INSTRUCTIONS FOR THE TASK: Skip the images and copy each record exactly as written.

— Begin SUPPLIED INFORMATION —

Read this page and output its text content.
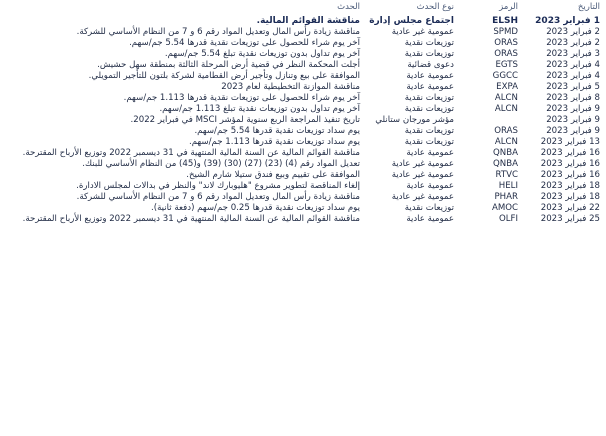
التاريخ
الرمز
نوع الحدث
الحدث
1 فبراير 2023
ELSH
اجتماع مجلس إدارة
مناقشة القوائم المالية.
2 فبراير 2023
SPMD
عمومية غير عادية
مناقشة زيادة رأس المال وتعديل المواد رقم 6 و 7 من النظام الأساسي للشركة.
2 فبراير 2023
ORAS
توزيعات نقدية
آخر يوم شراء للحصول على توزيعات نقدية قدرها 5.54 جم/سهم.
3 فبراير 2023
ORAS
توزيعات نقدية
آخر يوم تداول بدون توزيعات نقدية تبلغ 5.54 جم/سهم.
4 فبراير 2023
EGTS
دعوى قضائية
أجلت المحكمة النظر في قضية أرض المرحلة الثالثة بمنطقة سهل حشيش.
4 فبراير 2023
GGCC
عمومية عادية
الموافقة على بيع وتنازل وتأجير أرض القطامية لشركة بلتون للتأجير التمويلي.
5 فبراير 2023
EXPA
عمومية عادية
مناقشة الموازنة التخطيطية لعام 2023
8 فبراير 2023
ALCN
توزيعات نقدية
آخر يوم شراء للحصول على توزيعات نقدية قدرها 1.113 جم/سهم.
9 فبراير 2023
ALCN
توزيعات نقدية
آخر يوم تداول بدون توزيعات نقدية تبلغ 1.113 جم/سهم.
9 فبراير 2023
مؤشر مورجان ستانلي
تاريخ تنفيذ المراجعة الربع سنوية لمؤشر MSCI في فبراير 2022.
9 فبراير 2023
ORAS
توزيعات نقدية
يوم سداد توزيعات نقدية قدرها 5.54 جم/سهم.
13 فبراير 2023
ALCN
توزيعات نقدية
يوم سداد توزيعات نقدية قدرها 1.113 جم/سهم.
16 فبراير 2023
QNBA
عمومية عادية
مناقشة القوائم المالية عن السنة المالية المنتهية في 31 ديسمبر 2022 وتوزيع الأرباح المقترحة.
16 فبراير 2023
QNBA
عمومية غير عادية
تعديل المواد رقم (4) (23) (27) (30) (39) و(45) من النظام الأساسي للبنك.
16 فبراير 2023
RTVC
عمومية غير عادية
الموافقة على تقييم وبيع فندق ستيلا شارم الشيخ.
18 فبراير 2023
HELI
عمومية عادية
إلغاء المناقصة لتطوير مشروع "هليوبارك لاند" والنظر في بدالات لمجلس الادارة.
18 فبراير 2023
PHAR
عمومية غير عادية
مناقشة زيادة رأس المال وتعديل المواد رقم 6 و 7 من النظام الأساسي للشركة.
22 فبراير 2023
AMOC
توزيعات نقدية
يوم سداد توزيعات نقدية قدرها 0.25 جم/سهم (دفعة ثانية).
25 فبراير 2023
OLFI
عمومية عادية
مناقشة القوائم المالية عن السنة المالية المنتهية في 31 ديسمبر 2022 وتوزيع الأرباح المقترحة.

— End SUPPLIED INFORMATION —

ANSWER FOR THE TASK:
Read this page and output its text content.
التاريخ
الرمز
نوع الحدث
الحدث
1 فبراير 2023
ELSH
اجتماع مجلس إدارة
مناقشة القوائم المالية.
2 فبراير 2023
SPMD
عمومية غير عادية
مناقشة زيادة رأس المال وتعديل المواد رقم 6 و 7 من النظام الأساسي للشركة.
2 فبراير 2023
ORAS
توزيعات نقدية
آخر يوم شراء للحصول على توزيعات نقدية قدرها 5.54 جم/سهم.
3 فبراير 2023
ORAS
توزيعات نقدية
آخر يوم تداول بدون توزيعات نقدية تبلغ 5.54 جم/سهم.
4 فبراير 2023
EGTS
دعوى قضائية
أجلت المحكمة النظر في قضية أرض المرحلة الثالثة بمنطقة سهل حشيش.
4 فبراير 2023
GGCC
عمومية عادية
الموافقة على بيع وتنازل وتأجير أرض القطامية لشركة بلتون للتأجير التمويلي.
5 فبراير 2023
EXPA
عمومية عادية
مناقشة الموازنة التخطيطية لعام 2023
8 فبراير 2023
ALCN
توزيعات نقدية
آخر يوم شراء للحصول على توزيعات نقدية قدرها 1.113 جم/سهم.
9 فبراير 2023
ALCN
توزيعات نقدية
آخر يوم تداول بدون توزيعات نقدية تبلغ 1.113 جم/سهم.
9 فبراير 2023
مؤشر مورجان ستانلي
تاريخ تنفيذ المراجعة الربع سنوية لمؤشر MSCI في فبراير 2022.
9 فبراير 2023
ORAS
توزيعات نقدية
يوم سداد توزيعات نقدية قدرها 5.54 جم/سهم.
13 فبراير 2023
ALCN
توزيعات نقدية
يوم سداد توزيعات نقدية قدرها 1.113 جم/سهم.
16 فبراير 2023
QNBA
عمومية عادية
مناقشة القوائم المالية عن السنة المالية المنتهية في 31 ديسمبر 2022 وتوزيع الأرباح المقترحة.
16 فبراير 2023
QNBA
عمومية غير عادية
تعديل المواد رقم (4) (23) (27) (30) (39) و(45) من النظام الأساسي للبنك.
16 فبراير 2023
RTVC
عمومية غير عادية
الموافقة على تقييم وبيع فندق ستيلا شارم الشيخ.
18 فبراير 2023
HELI
عمومية عادية
إلغاء المناقصة لتطوير مشروع "هليوبارك لاند" والنظر في بدالات لمجلس الادارة.
18 فبراير 2023
PHAR
عمومية غير عادية
مناقشة زيادة رأس المال وتعديل المواد رقم 6 و 7 من النظام الأساسي للشركة.
22 فبراير 2023
AMOC
توزيعات نقدية
يوم سداد توزيعات نقدية قدرها 0.25 جم/سهم (دفعة ثانية).
25 فبراير 2023
OLFI
عمومية عادية
مناقشة القوائم المالية عن السنة المالية المنتهية في 31 ديسمبر 2022 وتوزيع الأرباح المقترحة.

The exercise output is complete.